____ RECORDS FOR THE EXERCISE

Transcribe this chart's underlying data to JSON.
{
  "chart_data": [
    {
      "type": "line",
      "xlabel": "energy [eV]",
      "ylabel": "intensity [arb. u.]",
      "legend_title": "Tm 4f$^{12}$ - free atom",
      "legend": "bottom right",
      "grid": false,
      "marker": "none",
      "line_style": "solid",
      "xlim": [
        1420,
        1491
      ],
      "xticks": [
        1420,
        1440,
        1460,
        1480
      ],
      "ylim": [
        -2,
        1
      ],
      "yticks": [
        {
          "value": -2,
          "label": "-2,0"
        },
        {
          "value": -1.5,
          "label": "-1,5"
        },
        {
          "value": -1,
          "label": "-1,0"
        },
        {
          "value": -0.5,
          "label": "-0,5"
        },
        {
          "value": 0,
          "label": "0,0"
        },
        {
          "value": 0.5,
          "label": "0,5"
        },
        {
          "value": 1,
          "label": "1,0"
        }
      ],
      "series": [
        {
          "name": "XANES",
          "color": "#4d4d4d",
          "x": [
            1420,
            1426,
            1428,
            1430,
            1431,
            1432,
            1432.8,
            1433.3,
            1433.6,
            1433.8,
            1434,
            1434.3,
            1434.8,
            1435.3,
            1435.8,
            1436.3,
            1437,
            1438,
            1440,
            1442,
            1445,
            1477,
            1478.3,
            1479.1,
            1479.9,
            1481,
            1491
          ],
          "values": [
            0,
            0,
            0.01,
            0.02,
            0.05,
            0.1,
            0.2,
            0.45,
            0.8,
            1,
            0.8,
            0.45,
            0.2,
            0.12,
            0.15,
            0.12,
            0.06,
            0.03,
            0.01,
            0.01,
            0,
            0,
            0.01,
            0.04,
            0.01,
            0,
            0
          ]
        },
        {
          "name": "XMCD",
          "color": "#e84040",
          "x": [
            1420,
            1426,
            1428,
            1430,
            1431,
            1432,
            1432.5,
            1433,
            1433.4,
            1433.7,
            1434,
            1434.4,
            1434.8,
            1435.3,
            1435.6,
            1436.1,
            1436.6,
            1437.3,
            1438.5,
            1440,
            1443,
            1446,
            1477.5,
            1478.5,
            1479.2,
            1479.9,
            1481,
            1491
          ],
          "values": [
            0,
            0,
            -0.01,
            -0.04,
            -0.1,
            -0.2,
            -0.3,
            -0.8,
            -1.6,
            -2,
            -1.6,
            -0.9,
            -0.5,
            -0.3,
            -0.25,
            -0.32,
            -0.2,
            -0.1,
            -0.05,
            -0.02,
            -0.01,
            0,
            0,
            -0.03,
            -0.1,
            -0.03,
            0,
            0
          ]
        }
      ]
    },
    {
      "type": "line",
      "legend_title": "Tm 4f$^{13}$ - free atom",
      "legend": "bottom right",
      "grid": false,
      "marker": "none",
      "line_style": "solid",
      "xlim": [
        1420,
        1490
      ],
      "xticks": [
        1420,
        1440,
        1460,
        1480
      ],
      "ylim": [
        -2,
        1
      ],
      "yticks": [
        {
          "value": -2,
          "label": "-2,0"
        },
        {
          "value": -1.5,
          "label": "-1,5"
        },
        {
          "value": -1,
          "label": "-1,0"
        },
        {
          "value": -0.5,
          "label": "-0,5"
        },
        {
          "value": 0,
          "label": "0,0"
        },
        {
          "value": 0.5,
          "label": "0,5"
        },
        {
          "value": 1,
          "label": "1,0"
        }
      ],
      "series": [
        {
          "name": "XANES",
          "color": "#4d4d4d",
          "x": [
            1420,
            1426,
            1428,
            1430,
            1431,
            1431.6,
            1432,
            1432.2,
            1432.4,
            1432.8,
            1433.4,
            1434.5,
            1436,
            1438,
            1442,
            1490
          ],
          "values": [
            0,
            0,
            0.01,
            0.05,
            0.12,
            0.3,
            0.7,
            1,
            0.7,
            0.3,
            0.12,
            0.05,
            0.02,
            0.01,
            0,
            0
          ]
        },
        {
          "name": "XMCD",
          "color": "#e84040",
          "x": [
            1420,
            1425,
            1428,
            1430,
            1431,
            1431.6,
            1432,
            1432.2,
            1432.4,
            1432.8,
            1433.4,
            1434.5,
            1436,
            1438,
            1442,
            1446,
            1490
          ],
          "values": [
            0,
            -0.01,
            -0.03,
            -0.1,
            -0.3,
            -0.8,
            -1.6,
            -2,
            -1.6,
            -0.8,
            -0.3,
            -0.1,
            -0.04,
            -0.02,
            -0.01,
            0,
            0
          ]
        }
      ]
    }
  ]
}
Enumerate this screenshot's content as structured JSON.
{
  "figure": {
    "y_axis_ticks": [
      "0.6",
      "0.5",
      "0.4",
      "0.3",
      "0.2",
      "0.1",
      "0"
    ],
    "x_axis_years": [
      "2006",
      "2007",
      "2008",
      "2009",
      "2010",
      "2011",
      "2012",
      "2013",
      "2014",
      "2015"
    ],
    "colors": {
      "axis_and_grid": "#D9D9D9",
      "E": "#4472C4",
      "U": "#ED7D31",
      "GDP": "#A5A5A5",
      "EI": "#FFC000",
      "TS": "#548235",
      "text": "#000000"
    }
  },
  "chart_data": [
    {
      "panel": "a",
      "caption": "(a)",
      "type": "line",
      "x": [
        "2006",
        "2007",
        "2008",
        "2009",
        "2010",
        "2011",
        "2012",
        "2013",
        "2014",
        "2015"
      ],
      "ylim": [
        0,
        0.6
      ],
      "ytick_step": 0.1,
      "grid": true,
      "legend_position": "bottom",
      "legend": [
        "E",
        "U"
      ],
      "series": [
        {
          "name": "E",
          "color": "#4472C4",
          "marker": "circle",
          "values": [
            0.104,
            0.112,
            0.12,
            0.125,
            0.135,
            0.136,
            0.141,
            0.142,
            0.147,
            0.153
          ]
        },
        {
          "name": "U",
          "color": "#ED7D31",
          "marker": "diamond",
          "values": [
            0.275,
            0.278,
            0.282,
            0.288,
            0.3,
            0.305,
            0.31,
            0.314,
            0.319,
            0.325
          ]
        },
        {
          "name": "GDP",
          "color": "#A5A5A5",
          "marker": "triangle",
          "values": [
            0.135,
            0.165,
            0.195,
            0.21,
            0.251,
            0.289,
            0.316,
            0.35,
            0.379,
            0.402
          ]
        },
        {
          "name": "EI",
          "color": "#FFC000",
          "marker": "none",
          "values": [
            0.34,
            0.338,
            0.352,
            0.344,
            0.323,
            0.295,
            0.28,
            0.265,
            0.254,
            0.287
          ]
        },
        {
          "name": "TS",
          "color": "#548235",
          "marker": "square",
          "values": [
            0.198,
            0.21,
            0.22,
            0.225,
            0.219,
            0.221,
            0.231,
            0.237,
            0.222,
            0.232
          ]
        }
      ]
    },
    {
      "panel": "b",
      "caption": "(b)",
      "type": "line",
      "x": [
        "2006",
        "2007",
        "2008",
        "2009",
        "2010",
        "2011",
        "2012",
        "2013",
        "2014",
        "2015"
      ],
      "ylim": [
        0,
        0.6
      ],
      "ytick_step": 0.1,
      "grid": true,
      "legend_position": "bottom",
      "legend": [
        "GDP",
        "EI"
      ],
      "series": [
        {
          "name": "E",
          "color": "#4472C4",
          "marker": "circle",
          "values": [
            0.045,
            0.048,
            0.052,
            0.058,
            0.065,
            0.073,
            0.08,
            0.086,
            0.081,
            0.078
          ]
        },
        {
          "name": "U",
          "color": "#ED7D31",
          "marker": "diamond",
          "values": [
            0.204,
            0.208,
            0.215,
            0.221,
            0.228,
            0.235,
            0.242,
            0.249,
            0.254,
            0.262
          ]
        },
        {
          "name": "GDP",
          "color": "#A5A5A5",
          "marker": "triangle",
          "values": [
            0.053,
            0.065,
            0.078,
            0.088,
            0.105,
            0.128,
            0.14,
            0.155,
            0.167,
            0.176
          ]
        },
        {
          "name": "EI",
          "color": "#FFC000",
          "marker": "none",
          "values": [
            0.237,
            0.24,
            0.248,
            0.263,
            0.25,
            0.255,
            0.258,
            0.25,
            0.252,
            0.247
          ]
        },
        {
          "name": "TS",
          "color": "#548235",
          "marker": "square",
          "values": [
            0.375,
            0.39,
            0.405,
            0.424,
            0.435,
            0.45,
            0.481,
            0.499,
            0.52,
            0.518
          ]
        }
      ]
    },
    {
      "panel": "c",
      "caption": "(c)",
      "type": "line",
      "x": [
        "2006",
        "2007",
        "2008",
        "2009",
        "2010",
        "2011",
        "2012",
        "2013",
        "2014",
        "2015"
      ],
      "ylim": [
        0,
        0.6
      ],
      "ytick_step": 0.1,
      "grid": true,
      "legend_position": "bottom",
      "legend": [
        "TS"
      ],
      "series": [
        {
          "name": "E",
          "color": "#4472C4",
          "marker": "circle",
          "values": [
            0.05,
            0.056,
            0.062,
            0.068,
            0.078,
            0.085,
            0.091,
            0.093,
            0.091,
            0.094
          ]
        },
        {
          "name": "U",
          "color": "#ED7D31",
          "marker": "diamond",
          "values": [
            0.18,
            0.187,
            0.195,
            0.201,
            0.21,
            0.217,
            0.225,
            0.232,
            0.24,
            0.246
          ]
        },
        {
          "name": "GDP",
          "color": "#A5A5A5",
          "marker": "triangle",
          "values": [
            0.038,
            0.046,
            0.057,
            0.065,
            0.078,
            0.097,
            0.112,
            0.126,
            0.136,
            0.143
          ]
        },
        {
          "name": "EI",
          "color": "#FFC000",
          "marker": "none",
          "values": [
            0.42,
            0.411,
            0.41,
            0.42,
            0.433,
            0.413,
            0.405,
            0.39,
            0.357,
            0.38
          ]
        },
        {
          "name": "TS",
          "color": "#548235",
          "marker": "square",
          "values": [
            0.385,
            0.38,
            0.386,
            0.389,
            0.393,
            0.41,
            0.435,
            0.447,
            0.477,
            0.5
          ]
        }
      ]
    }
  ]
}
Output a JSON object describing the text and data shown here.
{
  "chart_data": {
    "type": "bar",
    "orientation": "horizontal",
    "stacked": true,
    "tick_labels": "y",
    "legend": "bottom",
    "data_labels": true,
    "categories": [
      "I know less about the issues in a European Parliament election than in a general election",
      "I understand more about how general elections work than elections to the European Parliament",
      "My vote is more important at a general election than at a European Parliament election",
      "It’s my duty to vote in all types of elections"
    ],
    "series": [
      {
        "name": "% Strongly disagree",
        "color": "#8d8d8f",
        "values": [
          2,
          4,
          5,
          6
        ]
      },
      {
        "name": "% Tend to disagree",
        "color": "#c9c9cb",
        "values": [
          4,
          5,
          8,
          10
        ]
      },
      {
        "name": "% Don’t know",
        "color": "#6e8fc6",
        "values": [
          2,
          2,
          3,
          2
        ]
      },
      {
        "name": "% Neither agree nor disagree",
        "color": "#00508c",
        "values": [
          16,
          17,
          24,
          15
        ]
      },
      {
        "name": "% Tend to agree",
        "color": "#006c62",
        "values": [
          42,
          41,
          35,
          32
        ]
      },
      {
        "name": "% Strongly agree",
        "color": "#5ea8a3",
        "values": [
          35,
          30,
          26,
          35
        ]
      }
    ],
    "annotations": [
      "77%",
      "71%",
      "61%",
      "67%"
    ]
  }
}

________

:: TASK TO CARRY OUT ::
Go through the entries above and copy every line containing "Strongly".

:: REPLY ::
        "name": "% Strongly disagree",
        "name": "% Strongly agree",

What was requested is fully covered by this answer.